Your task:
List each line of the data that holds the string "this", please.

* START Stored records *

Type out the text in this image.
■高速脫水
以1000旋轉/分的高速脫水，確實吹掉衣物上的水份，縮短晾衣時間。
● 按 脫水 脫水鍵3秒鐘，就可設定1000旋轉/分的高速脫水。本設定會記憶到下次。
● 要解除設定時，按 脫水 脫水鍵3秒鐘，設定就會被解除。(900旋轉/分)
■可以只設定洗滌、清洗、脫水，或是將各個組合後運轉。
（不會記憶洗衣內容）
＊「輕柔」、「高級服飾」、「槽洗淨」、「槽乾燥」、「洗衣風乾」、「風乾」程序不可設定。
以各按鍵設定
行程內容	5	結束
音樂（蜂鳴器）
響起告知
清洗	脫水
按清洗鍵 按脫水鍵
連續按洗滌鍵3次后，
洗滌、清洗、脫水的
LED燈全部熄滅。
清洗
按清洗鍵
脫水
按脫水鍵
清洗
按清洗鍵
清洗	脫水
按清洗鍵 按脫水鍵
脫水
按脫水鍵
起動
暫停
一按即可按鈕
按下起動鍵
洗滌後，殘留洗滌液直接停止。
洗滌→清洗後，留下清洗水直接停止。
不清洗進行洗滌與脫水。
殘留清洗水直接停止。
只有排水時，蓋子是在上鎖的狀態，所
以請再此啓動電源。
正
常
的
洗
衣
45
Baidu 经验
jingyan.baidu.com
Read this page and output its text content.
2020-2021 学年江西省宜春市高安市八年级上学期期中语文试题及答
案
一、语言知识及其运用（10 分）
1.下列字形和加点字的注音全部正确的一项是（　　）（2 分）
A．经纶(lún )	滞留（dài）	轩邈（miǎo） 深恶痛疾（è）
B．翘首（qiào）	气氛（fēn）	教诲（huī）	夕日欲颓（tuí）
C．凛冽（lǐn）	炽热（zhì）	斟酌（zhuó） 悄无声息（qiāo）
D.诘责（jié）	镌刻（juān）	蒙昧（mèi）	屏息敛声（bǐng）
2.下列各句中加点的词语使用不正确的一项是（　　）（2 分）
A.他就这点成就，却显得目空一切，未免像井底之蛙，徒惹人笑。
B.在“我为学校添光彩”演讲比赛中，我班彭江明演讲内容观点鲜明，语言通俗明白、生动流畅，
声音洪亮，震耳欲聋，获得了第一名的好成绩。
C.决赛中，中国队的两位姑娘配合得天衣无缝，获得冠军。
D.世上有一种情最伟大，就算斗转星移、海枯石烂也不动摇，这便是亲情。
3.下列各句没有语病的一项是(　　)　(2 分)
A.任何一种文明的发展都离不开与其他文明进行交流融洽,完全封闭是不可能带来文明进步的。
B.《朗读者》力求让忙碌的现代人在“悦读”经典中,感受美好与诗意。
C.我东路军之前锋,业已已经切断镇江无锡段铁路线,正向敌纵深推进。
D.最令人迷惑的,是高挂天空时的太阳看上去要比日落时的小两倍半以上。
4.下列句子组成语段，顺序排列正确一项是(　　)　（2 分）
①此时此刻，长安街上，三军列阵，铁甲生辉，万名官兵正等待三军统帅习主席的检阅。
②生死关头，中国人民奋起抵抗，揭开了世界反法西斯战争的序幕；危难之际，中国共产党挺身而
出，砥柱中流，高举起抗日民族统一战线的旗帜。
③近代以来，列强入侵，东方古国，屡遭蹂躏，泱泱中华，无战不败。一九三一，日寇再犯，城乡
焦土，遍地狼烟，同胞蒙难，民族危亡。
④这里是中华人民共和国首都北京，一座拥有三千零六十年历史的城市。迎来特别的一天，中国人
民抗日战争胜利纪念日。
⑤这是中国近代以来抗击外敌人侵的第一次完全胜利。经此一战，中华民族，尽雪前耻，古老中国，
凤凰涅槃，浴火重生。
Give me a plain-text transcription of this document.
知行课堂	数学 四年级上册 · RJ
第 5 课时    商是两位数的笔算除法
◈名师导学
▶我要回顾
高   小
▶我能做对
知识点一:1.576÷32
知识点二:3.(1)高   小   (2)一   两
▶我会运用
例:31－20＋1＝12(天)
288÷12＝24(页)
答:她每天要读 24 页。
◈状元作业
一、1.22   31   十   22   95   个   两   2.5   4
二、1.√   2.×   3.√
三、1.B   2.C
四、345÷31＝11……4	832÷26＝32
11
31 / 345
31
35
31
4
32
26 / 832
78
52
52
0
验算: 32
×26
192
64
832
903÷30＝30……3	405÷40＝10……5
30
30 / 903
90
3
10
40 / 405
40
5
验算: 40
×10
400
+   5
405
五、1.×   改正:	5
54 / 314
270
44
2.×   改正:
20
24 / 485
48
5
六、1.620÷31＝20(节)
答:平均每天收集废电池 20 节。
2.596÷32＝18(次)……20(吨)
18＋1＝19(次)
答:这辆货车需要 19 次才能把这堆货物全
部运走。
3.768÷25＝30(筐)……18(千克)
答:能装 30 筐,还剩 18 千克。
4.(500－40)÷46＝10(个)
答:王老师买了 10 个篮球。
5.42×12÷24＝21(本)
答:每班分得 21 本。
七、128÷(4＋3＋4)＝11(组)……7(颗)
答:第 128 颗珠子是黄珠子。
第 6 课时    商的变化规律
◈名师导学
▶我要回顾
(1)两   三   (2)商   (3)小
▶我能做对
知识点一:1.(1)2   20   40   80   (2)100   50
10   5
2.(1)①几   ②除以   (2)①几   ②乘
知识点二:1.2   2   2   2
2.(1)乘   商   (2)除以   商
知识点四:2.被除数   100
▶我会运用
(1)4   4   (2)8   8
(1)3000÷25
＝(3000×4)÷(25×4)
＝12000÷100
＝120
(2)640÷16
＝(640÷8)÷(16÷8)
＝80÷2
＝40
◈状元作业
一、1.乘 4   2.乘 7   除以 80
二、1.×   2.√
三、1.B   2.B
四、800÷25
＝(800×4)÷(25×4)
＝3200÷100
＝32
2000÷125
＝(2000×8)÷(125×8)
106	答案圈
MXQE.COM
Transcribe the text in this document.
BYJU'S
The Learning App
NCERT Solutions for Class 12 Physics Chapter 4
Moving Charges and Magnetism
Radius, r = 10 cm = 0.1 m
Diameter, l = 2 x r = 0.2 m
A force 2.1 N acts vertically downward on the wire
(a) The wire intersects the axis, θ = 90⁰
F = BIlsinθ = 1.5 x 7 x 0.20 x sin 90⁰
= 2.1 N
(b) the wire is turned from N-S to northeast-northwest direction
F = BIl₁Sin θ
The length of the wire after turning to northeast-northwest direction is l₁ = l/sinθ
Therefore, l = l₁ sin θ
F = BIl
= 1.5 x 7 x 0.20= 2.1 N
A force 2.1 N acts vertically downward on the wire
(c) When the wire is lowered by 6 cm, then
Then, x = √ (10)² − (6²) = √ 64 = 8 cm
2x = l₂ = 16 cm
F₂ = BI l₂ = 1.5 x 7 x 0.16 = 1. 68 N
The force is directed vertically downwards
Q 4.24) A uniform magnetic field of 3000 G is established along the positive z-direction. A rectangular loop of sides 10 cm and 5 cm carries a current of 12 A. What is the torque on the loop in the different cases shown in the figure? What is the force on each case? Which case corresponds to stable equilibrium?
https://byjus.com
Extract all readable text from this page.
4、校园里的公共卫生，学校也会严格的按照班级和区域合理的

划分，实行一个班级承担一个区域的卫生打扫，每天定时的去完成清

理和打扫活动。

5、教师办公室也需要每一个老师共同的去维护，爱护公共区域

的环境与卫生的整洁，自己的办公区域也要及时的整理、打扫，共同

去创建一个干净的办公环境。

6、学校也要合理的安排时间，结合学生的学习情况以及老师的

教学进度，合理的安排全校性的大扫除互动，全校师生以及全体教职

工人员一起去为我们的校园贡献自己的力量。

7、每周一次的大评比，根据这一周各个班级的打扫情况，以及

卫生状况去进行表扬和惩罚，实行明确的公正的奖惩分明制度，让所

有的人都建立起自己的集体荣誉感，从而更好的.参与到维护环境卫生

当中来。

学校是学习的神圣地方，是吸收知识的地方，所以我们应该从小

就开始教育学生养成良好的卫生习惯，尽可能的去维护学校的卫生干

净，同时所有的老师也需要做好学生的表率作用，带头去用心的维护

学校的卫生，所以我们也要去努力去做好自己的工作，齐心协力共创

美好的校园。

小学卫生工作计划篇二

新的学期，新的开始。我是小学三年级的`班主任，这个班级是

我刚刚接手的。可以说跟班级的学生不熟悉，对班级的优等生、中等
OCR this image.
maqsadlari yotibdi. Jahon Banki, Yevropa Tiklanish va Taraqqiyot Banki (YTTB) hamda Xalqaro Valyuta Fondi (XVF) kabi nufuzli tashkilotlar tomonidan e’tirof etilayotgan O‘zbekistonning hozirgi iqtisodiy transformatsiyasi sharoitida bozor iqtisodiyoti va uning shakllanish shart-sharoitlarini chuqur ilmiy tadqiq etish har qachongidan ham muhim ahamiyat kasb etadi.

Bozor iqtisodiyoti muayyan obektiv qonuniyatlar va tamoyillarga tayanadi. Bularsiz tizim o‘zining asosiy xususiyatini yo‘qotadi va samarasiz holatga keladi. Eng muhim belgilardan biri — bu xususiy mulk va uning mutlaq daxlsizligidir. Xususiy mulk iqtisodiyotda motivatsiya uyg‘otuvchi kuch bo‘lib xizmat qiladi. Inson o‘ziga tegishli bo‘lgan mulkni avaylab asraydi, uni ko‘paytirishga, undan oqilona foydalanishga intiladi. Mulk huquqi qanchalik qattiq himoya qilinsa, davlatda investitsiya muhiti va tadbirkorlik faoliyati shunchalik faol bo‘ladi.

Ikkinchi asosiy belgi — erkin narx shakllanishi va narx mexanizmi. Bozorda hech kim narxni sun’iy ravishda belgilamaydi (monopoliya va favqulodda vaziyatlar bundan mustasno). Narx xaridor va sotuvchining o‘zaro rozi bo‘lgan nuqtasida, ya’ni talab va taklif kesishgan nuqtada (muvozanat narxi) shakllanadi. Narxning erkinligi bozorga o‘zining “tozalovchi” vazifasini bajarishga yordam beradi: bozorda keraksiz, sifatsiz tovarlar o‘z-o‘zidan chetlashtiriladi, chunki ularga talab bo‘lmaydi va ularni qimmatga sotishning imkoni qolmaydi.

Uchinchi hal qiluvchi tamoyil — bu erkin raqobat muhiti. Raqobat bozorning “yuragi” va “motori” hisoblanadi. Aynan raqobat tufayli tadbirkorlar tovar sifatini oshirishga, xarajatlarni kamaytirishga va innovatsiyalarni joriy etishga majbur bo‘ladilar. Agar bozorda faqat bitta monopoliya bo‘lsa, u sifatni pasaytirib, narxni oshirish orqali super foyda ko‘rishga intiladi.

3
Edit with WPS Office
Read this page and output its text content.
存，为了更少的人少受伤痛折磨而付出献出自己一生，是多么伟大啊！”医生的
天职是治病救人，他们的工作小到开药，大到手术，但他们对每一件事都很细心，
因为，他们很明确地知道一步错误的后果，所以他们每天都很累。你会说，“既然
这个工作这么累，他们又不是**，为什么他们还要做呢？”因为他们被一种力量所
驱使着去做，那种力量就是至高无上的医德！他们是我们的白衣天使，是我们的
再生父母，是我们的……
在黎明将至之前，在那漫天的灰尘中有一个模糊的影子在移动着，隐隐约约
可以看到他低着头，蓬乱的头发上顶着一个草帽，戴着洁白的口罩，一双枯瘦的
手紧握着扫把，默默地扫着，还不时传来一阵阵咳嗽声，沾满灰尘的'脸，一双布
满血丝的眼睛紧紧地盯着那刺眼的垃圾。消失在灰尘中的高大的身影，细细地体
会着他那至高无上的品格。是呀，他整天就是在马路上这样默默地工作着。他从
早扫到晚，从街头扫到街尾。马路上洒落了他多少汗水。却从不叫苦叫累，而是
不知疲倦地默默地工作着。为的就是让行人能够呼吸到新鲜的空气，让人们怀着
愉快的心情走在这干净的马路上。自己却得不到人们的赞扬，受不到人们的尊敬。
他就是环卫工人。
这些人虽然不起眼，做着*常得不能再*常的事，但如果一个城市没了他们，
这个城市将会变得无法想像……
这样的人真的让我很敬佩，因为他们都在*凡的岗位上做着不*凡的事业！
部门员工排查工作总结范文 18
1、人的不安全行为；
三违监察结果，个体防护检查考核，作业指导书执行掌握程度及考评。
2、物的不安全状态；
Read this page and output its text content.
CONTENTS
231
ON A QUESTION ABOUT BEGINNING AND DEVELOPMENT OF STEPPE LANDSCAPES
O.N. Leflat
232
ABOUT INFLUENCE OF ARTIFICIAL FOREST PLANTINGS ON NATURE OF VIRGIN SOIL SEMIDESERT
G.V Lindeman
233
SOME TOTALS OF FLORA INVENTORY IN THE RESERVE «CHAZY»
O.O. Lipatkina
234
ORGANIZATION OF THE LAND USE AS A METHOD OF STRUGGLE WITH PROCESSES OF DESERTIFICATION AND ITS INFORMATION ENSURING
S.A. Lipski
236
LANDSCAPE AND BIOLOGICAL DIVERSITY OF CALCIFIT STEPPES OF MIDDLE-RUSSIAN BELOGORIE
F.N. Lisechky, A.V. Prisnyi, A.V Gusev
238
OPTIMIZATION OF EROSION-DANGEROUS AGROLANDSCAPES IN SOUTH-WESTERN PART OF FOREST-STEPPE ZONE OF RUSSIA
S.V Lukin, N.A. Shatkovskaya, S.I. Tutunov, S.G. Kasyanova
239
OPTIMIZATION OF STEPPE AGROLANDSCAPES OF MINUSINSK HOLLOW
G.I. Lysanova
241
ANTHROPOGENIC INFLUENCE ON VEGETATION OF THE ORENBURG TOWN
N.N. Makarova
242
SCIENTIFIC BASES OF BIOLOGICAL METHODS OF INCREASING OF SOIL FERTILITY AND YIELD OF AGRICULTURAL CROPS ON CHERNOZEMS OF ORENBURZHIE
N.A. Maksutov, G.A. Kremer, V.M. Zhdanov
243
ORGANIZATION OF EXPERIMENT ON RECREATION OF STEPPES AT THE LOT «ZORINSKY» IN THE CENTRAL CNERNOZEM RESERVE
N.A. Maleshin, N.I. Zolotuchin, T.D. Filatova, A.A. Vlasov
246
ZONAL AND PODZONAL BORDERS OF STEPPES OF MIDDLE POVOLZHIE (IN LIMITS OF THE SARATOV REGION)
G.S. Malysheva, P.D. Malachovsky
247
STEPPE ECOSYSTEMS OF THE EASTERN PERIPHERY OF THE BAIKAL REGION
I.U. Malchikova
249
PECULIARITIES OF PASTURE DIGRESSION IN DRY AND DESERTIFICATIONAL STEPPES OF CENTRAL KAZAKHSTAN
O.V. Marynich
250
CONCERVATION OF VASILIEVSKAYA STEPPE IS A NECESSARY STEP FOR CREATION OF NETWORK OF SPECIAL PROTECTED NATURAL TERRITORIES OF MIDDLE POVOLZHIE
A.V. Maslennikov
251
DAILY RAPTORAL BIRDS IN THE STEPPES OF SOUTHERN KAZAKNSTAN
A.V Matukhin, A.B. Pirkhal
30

* END Stored records *

Result:
Type out the text in this image.
Read this page and output its text content.
Give me a plain-text transcription of this document.
Transcribe the text in this document.
Extract all readable text from this page.
OCR this image.
Read this page and output its text content.
Read this page and output its text content.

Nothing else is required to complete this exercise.